-- start of TASK DATA --

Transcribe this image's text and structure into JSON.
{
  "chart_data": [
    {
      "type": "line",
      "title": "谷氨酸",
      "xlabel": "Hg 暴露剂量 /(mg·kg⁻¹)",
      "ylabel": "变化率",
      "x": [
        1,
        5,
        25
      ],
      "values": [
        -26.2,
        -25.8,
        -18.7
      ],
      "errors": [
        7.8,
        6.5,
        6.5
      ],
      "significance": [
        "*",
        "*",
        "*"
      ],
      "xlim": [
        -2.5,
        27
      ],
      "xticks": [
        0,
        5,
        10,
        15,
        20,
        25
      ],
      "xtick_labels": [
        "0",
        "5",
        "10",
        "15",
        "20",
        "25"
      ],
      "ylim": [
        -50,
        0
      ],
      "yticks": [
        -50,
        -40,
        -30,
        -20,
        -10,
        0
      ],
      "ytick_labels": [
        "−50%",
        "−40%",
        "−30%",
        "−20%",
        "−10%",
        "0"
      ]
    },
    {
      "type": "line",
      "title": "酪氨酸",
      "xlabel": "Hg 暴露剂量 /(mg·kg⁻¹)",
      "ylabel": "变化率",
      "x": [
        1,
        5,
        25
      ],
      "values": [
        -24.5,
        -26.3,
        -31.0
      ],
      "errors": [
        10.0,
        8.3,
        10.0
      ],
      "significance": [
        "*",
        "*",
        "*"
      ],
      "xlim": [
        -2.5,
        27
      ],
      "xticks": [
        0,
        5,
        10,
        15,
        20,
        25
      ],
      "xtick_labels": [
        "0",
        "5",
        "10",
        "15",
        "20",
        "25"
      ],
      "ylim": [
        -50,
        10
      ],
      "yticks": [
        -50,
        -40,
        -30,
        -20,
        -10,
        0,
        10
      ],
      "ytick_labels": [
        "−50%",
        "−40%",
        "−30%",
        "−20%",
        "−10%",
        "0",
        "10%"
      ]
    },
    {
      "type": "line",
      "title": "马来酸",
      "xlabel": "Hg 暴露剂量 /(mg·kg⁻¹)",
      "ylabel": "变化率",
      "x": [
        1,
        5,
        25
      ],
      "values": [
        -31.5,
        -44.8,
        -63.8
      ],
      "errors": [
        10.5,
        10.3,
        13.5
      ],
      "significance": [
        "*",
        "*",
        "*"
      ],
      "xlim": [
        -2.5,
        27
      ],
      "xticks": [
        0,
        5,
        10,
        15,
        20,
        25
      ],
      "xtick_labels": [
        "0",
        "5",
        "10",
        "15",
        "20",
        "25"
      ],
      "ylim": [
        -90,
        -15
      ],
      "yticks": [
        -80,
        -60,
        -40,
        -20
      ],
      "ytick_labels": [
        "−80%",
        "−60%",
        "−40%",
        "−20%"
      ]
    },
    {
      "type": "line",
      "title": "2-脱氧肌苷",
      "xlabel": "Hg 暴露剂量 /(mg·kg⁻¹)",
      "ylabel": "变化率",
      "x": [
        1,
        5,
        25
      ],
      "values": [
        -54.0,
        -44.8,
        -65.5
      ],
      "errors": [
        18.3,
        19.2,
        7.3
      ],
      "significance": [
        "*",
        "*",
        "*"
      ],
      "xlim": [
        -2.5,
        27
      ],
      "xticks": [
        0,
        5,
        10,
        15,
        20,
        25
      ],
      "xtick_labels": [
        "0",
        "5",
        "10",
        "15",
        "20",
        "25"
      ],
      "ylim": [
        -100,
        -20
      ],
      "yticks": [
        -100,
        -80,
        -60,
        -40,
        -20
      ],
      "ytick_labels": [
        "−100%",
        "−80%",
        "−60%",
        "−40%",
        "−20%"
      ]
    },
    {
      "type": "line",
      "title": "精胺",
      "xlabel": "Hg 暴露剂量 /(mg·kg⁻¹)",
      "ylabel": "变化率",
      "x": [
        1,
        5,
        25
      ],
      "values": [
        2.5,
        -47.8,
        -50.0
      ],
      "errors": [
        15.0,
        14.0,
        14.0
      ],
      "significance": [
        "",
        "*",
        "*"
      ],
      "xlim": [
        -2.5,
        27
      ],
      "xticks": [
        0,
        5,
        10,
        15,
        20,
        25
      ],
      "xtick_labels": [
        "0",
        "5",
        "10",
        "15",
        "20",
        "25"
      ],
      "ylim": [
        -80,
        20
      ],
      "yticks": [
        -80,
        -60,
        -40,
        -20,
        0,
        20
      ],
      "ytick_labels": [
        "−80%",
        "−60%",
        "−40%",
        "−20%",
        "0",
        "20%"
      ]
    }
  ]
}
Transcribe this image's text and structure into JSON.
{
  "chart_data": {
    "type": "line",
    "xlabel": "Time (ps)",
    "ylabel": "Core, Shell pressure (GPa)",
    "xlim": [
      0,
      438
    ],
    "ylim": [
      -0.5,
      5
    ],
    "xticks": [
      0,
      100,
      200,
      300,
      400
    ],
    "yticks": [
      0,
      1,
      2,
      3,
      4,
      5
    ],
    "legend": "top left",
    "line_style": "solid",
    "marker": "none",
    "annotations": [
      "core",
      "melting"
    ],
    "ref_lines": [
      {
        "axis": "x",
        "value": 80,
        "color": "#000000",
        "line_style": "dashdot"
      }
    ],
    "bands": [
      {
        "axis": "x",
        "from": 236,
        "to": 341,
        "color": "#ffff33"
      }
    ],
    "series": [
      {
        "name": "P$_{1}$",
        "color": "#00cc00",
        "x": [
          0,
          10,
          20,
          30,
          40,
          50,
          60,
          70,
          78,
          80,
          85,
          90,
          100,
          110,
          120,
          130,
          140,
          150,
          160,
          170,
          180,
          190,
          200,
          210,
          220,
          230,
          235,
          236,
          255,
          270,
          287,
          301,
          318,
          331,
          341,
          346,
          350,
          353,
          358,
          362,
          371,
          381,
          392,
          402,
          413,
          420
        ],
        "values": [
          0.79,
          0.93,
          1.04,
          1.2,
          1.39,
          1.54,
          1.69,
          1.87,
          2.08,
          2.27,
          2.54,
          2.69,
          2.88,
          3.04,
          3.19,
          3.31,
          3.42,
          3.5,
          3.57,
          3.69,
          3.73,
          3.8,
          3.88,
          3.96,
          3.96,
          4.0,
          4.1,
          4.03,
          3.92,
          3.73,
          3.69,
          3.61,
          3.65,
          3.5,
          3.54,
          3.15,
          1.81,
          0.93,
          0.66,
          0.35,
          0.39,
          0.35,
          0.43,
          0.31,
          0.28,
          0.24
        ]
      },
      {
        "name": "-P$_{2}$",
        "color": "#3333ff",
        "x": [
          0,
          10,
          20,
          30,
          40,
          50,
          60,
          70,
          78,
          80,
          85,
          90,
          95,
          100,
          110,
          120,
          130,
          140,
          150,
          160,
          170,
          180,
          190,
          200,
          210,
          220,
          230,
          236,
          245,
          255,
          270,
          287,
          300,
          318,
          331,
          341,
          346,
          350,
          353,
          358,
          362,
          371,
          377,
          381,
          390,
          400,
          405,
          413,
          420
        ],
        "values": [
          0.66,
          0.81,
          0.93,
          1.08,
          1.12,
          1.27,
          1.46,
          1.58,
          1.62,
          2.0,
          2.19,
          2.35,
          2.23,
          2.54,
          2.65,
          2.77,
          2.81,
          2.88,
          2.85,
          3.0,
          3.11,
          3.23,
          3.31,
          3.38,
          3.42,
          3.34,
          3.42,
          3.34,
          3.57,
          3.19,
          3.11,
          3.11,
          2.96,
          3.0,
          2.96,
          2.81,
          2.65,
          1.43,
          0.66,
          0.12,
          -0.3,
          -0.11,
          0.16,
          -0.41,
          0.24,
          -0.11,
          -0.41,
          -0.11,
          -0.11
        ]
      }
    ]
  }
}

-- end of TASK DATA --

_SHORT EXERCISE_
Write out every line from the records above, word for word.

_OUTPUT BELOW_
Transcribe this image's text and structure into JSON.
{
  "chart_data": [
    {
      "type": "line",
      "title": "谷氨酸",
      "xlabel": "Hg 暴露剂量 /(mg·kg⁻¹)",
      "ylabel": "变化率",
      "x": [
        1,
        5,
        25
      ],
      "values": [
        -26.2,
        -25.8,
        -18.7
      ],
      "errors": [
        7.8,
        6.5,
        6.5
      ],
      "significance": [
        "*",
        "*",
        "*"
      ],
      "xlim": [
        -2.5,
        27
      ],
      "xticks": [
        0,
        5,
        10,
        15,
        20,
        25
      ],
      "xtick_labels": [
        "0",
        "5",
        "10",
        "15",
        "20",
        "25"
      ],
      "ylim": [
        -50,
        0
      ],
      "yticks": [
        -50,
        -40,
        -30,
        -20,
        -10,
        0
      ],
      "ytick_labels": [
        "−50%",
        "−40%",
        "−30%",
        "−20%",
        "−10%",
        "0"
      ]
    },
    {
      "type": "line",
      "title": "酪氨酸",
      "xlabel": "Hg 暴露剂量 /(mg·kg⁻¹)",
      "ylabel": "变化率",
      "x": [
        1,
        5,
        25
      ],
      "values": [
        -24.5,
        -26.3,
        -31.0
      ],
      "errors": [
        10.0,
        8.3,
        10.0
      ],
      "significance": [
        "*",
        "*",
        "*"
      ],
      "xlim": [
        -2.5,
        27
      ],
      "xticks": [
        0,
        5,
        10,
        15,
        20,
        25
      ],
      "xtick_labels": [
        "0",
        "5",
        "10",
        "15",
        "20",
        "25"
      ],
      "ylim": [
        -50,
        10
      ],
      "yticks": [
        -50,
        -40,
        -30,
        -20,
        -10,
        0,
        10
      ],
      "ytick_labels": [
        "−50%",
        "−40%",
        "−30%",
        "−20%",
        "−10%",
        "0",
        "10%"
      ]
    },
    {
      "type": "line",
      "title": "马来酸",
      "xlabel": "Hg 暴露剂量 /(mg·kg⁻¹)",
      "ylabel": "变化率",
      "x": [
        1,
        5,
        25
      ],
      "values": [
        -31.5,
        -44.8,
        -63.8
      ],
      "errors": [
        10.5,
        10.3,
        13.5
      ],
      "significance": [
        "*",
        "*",
        "*"
      ],
      "xlim": [
        -2.5,
        27
      ],
      "xticks": [
        0,
        5,
        10,
        15,
        20,
        25
      ],
      "xtick_labels": [
        "0",
        "5",
        "10",
        "15",
        "20",
        "25"
      ],
      "ylim": [
        -90,
        -15
      ],
      "yticks": [
        -80,
        -60,
        -40,
        -20
      ],
      "ytick_labels": [
        "−80%",
        "−60%",
        "−40%",
        "−20%"
      ]
    },
    {
      "type": "line",
      "title": "2-脱氧肌苷",
      "xlabel": "Hg 暴露剂量 /(mg·kg⁻¹)",
      "ylabel": "变化率",
      "x": [
        1,
        5,
        25
      ],
      "values": [
        -54.0,
        -44.8,
        -65.5
      ],
      "errors": [
        18.3,
        19.2,
        7.3
      ],
      "significance": [
        "*",
        "*",
        "*"
      ],
      "xlim": [
        -2.5,
        27
      ],
      "xticks": [
        0,
        5,
        10,
        15,
        20,
        25
      ],
      "xtick_labels": [
        "0",
        "5",
        "10",
        "15",
        "20",
        "25"
      ],
      "ylim": [
        -100,
        -20
      ],
      "yticks": [
        -100,
        -80,
        -60,
        -40,
        -20
      ],
      "ytick_labels": [
        "−100%",
        "−80%",
        "−60%",
        "−40%",
        "−20%"
      ]
    },
    {
      "type": "line",
      "title": "精胺",
      "xlabel": "Hg 暴露剂量 /(mg·kg⁻¹)",
      "ylabel": "变化率",
      "x": [
        1,
        5,
        25
      ],
      "values": [
        2.5,
        -47.8,
        -50.0
      ],
      "errors": [
        15.0,
        14.0,
        14.0
      ],
      "significance": [
        "",
        "*",
        "*"
      ],
      "xlim": [
        -2.5,
        27
      ],
      "xticks": [
        0,
        5,
        10,
        15,
        20,
        25
      ],
      "xtick_labels": [
        "0",
        "5",
        "10",
        "15",
        "20",
        "25"
      ],
      "ylim": [
        -80,
        20
      ],
      "yticks": [
        -80,
        -60,
        -40,
        -20,
        0,
        20
      ],
      "ytick_labels": [
        "−80%",
        "−60%",
        "−40%",
        "−20%",
        "0",
        "20%"
      ]
    }
  ]
}
Transcribe this image's text and structure into JSON.
{
  "chart_data": {
    "type": "line",
    "xlabel": "Time (ps)",
    "ylabel": "Core, Shell pressure (GPa)",
    "xlim": [
      0,
      438
    ],
    "ylim": [
      -0.5,
      5
    ],
    "xticks": [
      0,
      100,
      200,
      300,
      400
    ],
    "yticks": [
      0,
      1,
      2,
      3,
      4,
      5
    ],
    "legend": "top left",
    "line_style": "solid",
    "marker": "none",
    "annotations": [
      "core",
      "melting"
    ],
    "ref_lines": [
      {
        "axis": "x",
        "value": 80,
        "color": "#000000",
        "line_style": "dashdot"
      }
    ],
    "bands": [
      {
        "axis": "x",
        "from": 236,
        "to": 341,
        "color": "#ffff33"
      }
    ],
    "series": [
      {
        "name": "P$_{1}$",
        "color": "#00cc00",
        "x": [
          0,
          10,
          20,
          30,
          40,
          50,
          60,
          70,
          78,
          80,
          85,
          90,
          100,
          110,
          120,
          130,
          140,
          150,
          160,
          170,
          180,
          190,
          200,
          210,
          220,
          230,
          235,
          236,
          255,
          270,
          287,
          301,
          318,
          331,
          341,
          346,
          350,
          353,
          358,
          362,
          371,
          381,
          392,
          402,
          413,
          420
        ],
        "values": [
          0.79,
          0.93,
          1.04,
          1.2,
          1.39,
          1.54,
          1.69,
          1.87,
          2.08,
          2.27,
          2.54,
          2.69,
          2.88,
          3.04,
          3.19,
          3.31,
          3.42,
          3.5,
          3.57,
          3.69,
          3.73,
          3.8,
          3.88,
          3.96,
          3.96,
          4.0,
          4.1,
          4.03,
          3.92,
          3.73,
          3.69,
          3.61,
          3.65,
          3.5,
          3.54,
          3.15,
          1.81,
          0.93,
          0.66,
          0.35,
          0.39,
          0.35,
          0.43,
          0.31,
          0.28,
          0.24
        ]
      },
      {
        "name": "-P$_{2}$",
        "color": "#3333ff",
        "x": [
          0,
          10,
          20,
          30,
          40,
          50,
          60,
          70,
          78,
          80,
          85,
          90,
          95,
          100,
          110,
          120,
          130,
          140,
          150,
          160,
          170,
          180,
          190,
          200,
          210,
          220,
          230,
          236,
          245,
          255,
          270,
          287,
          300,
          318,
          331,
          341,
          346,
          350,
          353,
          358,
          362,
          371,
          377,
          381,
          390,
          400,
          405,
          413,
          420
        ],
        "values": [
          0.66,
          0.81,
          0.93,
          1.08,
          1.12,
          1.27,
          1.46,
          1.58,
          1.62,
          2.0,
          2.19,
          2.35,
          2.23,
          2.54,
          2.65,
          2.77,
          2.81,
          2.88,
          2.85,
          3.0,
          3.11,
          3.23,
          3.31,
          3.38,
          3.42,
          3.34,
          3.42,
          3.34,
          3.57,
          3.19,
          3.11,
          3.11,
          2.96,
          3.0,
          2.96,
          2.81,
          2.65,
          1.43,
          0.66,
          0.12,
          -0.3,
          -0.11,
          0.16,
          -0.41,
          0.24,
          -0.11,
          -0.41,
          -0.11,
          -0.11
        ]
      }
    ]
  }
}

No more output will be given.